REQUEST: Return each entry exactly, omitting nothing.

==== GIVEN INFORMATION ====

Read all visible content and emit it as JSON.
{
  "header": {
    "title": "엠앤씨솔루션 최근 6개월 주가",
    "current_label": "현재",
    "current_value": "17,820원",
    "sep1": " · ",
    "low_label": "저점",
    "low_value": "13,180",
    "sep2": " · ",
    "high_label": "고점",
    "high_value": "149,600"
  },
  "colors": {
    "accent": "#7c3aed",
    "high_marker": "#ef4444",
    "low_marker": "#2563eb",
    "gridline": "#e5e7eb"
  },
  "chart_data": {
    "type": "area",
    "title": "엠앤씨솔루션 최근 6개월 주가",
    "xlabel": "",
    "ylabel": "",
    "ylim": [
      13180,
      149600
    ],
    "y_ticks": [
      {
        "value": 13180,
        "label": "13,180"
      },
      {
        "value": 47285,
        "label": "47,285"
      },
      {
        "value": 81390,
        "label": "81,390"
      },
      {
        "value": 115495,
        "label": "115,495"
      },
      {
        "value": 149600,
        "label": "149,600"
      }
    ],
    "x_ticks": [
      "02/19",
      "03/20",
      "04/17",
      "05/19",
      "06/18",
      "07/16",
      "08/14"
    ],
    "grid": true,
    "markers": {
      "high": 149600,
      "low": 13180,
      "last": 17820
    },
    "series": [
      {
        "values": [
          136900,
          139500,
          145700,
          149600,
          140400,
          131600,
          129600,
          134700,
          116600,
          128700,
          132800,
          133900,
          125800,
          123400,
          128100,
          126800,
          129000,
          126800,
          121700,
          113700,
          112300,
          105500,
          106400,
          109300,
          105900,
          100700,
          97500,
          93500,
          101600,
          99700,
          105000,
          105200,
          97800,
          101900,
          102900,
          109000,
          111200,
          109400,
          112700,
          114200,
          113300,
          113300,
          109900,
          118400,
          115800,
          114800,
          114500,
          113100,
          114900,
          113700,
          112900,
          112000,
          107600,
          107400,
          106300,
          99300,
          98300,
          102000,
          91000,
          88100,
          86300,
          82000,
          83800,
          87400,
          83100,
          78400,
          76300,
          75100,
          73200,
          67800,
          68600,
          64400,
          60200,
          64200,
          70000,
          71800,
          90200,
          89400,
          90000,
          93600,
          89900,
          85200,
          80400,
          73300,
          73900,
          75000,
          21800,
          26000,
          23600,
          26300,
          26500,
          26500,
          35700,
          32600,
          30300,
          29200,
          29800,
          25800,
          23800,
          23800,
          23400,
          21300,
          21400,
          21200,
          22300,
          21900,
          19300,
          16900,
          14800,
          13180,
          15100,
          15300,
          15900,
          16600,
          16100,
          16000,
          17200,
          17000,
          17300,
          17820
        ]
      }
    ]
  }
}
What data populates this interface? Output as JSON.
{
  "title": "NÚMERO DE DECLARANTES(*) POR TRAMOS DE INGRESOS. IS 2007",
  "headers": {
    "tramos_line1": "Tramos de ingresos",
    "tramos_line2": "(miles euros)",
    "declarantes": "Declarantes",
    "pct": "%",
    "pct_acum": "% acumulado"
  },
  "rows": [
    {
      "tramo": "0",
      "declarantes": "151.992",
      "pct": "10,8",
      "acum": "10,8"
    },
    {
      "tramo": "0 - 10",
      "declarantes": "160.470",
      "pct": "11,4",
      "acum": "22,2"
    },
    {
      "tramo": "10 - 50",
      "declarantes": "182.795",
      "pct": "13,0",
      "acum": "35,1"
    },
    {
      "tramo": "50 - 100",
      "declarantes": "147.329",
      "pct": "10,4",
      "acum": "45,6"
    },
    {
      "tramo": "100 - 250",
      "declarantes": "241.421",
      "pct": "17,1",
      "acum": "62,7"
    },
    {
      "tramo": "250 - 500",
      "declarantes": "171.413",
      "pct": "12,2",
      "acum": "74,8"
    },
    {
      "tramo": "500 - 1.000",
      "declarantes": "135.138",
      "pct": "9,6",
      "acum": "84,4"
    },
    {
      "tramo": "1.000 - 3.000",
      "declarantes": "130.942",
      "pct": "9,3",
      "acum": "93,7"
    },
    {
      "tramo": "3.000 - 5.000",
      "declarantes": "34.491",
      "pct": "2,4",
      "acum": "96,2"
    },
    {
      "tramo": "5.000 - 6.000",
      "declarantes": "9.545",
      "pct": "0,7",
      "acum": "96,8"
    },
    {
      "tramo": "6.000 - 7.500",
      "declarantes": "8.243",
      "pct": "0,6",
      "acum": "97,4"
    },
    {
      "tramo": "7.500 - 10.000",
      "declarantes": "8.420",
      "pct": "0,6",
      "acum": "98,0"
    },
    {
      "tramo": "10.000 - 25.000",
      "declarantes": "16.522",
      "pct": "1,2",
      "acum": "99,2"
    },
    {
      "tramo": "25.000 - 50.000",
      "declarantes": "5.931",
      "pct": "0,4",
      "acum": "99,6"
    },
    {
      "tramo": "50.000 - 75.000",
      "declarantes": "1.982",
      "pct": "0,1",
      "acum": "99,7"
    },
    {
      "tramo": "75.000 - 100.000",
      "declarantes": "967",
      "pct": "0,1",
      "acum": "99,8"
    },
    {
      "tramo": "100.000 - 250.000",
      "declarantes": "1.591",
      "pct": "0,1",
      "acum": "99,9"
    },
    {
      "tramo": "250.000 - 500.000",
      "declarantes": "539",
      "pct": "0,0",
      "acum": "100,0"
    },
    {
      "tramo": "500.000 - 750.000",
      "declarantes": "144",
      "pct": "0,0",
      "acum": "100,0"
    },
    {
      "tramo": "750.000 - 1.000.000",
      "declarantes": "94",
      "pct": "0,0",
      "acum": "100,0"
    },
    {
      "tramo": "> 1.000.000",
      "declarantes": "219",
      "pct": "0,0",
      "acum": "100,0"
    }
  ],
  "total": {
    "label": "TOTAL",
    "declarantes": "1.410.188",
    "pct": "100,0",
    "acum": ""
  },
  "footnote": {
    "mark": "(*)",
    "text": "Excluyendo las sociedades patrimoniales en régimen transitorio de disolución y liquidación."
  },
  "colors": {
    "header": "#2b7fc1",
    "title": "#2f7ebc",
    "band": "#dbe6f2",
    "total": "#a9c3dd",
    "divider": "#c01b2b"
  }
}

====

EXERCISE SOLUTION:
Read all visible content and emit it as JSON.
{
  "header": {
    "title": "엠앤씨솔루션 최근 6개월 주가",
    "current_label": "현재",
    "current_value": "17,820원",
    "sep1": " · ",
    "low_label": "저점",
    "low_value": "13,180",
    "sep2": " · ",
    "high_label": "고점",
    "high_value": "149,600"
  },
  "colors": {
    "accent": "#7c3aed",
    "high_marker": "#ef4444",
    "low_marker": "#2563eb",
    "gridline": "#e5e7eb"
  },
  "chart_data": {
    "type": "area",
    "title": "엠앤씨솔루션 최근 6개월 주가",
    "xlabel": "",
    "ylabel": "",
    "ylim": [
      13180,
      149600
    ],
    "y_ticks": [
      {
        "value": 13180,
        "label": "13,180"
      },
      {
        "value": 47285,
        "label": "47,285"
      },
      {
        "value": 81390,
        "label": "81,390"
      },
      {
        "value": 115495,
        "label": "115,495"
      },
      {
        "value": 149600,
        "label": "149,600"
      }
    ],
    "x_ticks": [
      "02/19",
      "03/20",
      "04/17",
      "05/19",
      "06/18",
      "07/16",
      "08/14"
    ],
    "grid": true,
    "markers": {
      "high": 149600,
      "low": 13180,
      "last": 17820
    },
    "series": [
      {
        "values": [
          136900,
          139500,
          145700,
          149600,
          140400,
          131600,
          129600,
          134700,
          116600,
          128700,
          132800,
          133900,
          125800,
          123400,
          128100,
          126800,
          129000,
          126800,
          121700,
          113700,
          112300,
          105500,
          106400,
          109300,
          105900,
          100700,
          97500,
          93500,
          101600,
          99700,
          105000,
          105200,
          97800,
          101900,
          102900,
          109000,
          111200,
          109400,
          112700,
          114200,
          113300,
          113300,
          109900,
          118400,
          115800,
          114800,
          114500,
          113100,
          114900,
          113700,
          112900,
          112000,
          107600,
          107400,
          106300,
          99300,
          98300,
          102000,
          91000,
          88100,
          86300,
          82000,
          83800,
          87400,
          83100,
          78400,
          76300,
          75100,
          73200,
          67800,
          68600,
          64400,
          60200,
          64200,
          70000,
          71800,
          90200,
          89400,
          90000,
          93600,
          89900,
          85200,
          80400,
          73300,
          73900,
          75000,
          21800,
          26000,
          23600,
          26300,
          26500,
          26500,
          35700,
          32600,
          30300,
          29200,
          29800,
          25800,
          23800,
          23800,
          23400,
          21300,
          21400,
          21200,
          22300,
          21900,
          19300,
          16900,
          14800,
          13180,
          15100,
          15300,
          15900,
          16600,
          16100,
          16000,
          17200,
          17000,
          17300,
          17820
        ]
      }
    ]
  }
}
What data populates this interface? Output as JSON.
{
  "title": "NÚMERO DE DECLARANTES(*) POR TRAMOS DE INGRESOS. IS 2007",
  "headers": {
    "tramos_line1": "Tramos de ingresos",
    "tramos_line2": "(miles euros)",
    "declarantes": "Declarantes",
    "pct": "%",
    "pct_acum": "% acumulado"
  },
  "rows": [
    {
      "tramo": "0",
      "declarantes": "151.992",
      "pct": "10,8",
      "acum": "10,8"
    },
    {
      "tramo": "0 - 10",
      "declarantes": "160.470",
      "pct": "11,4",
      "acum": "22,2"
    },
    {
      "tramo": "10 - 50",
      "declarantes": "182.795",
      "pct": "13,0",
      "acum": "35,1"
    },
    {
      "tramo": "50 - 100",
      "declarantes": "147.329",
      "pct": "10,4",
      "acum": "45,6"
    },
    {
      "tramo": "100 - 250",
      "declarantes": "241.421",
      "pct": "17,1",
      "acum": "62,7"
    },
    {
      "tramo": "250 - 500",
      "declarantes": "171.413",
      "pct": "12,2",
      "acum": "74,8"
    },
    {
      "tramo": "500 - 1.000",
      "declarantes": "135.138",
      "pct": "9,6",
      "acum": "84,4"
    },
    {
      "tramo": "1.000 - 3.000",
      "declarantes": "130.942",
      "pct": "9,3",
      "acum": "93,7"
    },
    {
      "tramo": "3.000 - 5.000",
      "declarantes": "34.491",
      "pct": "2,4",
      "acum": "96,2"
    },
    {
      "tramo": "5.000 - 6.000",
      "declarantes": "9.545",
      "pct": "0,7",
      "acum": "96,8"
    },
    {
      "tramo": "6.000 - 7.500",
      "declarantes": "8.243",
      "pct": "0,6",
      "acum": "97,4"
    },
    {
      "tramo": "7.500 - 10.000",
      "declarantes": "8.420",
      "pct": "0,6",
      "acum": "98,0"
    },
    {
      "tramo": "10.000 - 25.000",
      "declarantes": "16.522",
      "pct": "1,2",
      "acum": "99,2"
    },
    {
      "tramo": "25.000 - 50.000",
      "declarantes": "5.931",
      "pct": "0,4",
      "acum": "99,6"
    },
    {
      "tramo": "50.000 - 75.000",
      "declarantes": "1.982",
      "pct": "0,1",
      "acum": "99,7"
    },
    {
      "tramo": "75.000 - 100.000",
      "declarantes": "967",
      "pct": "0,1",
      "acum": "99,8"
    },
    {
      "tramo": "100.000 - 250.000",
      "declarantes": "1.591",
      "pct": "0,1",
      "acum": "99,9"
    },
    {
      "tramo": "250.000 - 500.000",
      "declarantes": "539",
      "pct": "0,0",
      "acum": "100,0"
    },
    {
      "tramo": "500.000 - 750.000",
      "declarantes": "144",
      "pct": "0,0",
      "acum": "100,0"
    },
    {
      "tramo": "750.000 - 1.000.000",
      "declarantes": "94",
      "pct": "0,0",
      "acum": "100,0"
    },
    {
      "tramo": "> 1.000.000",
      "declarantes": "219",
      "pct": "0,0",
      "acum": "100,0"
    }
  ],
  "total": {
    "label": "TOTAL",
    "declarantes": "1.410.188",
    "pct": "100,0",
    "acum": ""
  },
  "footnote": {
    "mark": "(*)",
    "text": "Excluyendo las sociedades patrimoniales en régimen transitorio de disolución y liquidación."
  },
  "colors": {
    "header": "#2b7fc1",
    "title": "#2f7ebc",
    "band": "#dbe6f2",
    "total": "#a9c3dd",
    "divider": "#c01b2b"
  }
}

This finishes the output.